### Goal
Repeat the lines that follow, leaving nothing out.

Saved data entries

---+---

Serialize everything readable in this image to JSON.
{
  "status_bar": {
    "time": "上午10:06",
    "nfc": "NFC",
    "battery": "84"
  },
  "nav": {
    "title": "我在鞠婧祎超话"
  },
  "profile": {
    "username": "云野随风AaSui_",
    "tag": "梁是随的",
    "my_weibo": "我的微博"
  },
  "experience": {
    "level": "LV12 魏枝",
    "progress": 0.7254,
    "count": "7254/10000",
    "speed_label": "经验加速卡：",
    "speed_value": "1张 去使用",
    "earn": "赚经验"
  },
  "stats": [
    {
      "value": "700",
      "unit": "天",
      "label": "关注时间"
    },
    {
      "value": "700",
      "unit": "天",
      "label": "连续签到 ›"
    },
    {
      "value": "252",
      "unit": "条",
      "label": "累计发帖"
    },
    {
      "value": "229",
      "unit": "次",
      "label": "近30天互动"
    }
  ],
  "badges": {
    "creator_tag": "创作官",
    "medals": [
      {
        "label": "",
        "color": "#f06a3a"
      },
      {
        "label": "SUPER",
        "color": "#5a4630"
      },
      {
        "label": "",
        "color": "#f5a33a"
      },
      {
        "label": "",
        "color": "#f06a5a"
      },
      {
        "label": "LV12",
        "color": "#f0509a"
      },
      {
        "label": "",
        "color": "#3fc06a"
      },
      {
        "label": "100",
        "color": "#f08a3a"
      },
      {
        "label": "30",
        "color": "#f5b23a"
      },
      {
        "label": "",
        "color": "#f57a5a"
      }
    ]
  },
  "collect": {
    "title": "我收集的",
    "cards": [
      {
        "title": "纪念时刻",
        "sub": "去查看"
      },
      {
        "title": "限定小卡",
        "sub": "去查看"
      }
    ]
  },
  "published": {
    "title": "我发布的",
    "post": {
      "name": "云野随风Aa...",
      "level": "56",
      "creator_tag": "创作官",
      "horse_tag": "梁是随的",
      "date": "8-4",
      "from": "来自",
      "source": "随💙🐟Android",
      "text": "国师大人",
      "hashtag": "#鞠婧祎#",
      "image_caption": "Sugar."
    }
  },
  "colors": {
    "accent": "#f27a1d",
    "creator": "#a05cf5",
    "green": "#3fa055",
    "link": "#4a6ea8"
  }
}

---+---

### Solution for this task
Serialize everything readable in this image to JSON.
{
  "status_bar": {
    "time": "上午10:06",
    "nfc": "NFC",
    "battery": "84"
  },
  "nav": {
    "title": "我在鞠婧祎超话"
  },
  "profile": {
    "username": "云野随风AaSui_",
    "tag": "梁是随的",
    "my_weibo": "我的微博"
  },
  "experience": {
    "level": "LV12 魏枝",
    "progress": 0.7254,
    "count": "7254/10000",
    "speed_label": "经验加速卡：",
    "speed_value": "1张 去使用",
    "earn": "赚经验"
  },
  "stats": [
    {
      "value": "700",
      "unit": "天",
      "label": "关注时间"
    },
    {
      "value": "700",
      "unit": "天",
      "label": "连续签到 ›"
    },
    {
      "value": "252",
      "unit": "条",
      "label": "累计发帖"
    },
    {
      "value": "229",
      "unit": "次",
      "label": "近30天互动"
    }
  ],
  "badges": {
    "creator_tag": "创作官",
    "medals": [
      {
        "label": "",
        "color": "#f06a3a"
      },
      {
        "label": "SUPER",
        "color": "#5a4630"
      },
      {
        "label": "",
        "color": "#f5a33a"
      },
      {
        "label": "",
        "color": "#f06a5a"
      },
      {
        "label": "LV12",
        "color": "#f0509a"
      },
      {
        "label": "",
        "color": "#3fc06a"
      },
      {
        "label": "100",
        "color": "#f08a3a"
      },
      {
        "label": "30",
        "color": "#f5b23a"
      },
      {
        "label": "",
        "color": "#f57a5a"
      }
    ]
  },
  "collect": {
    "title": "我收集的",
    "cards": [
      {
        "title": "纪念时刻",
        "sub": "去查看"
      },
      {
        "title": "限定小卡",
        "sub": "去查看"
      }
    ]
  },
  "published": {
    "title": "我发布的",
    "post": {
      "name": "云野随风Aa...",
      "level": "56",
      "creator_tag": "创作官",
      "horse_tag": "梁是随的",
      "date": "8-4",
      "from": "来自",
      "source": "随💙🐟Android",
      "text": "国师大人",
      "hashtag": "#鞠婧祎#",
      "image_caption": "Sugar."
    }
  },
  "colors": {
    "accent": "#f27a1d",
    "creator": "#a05cf5",
    "green": "#3fa055",
    "link": "#4a6ea8"
  }
}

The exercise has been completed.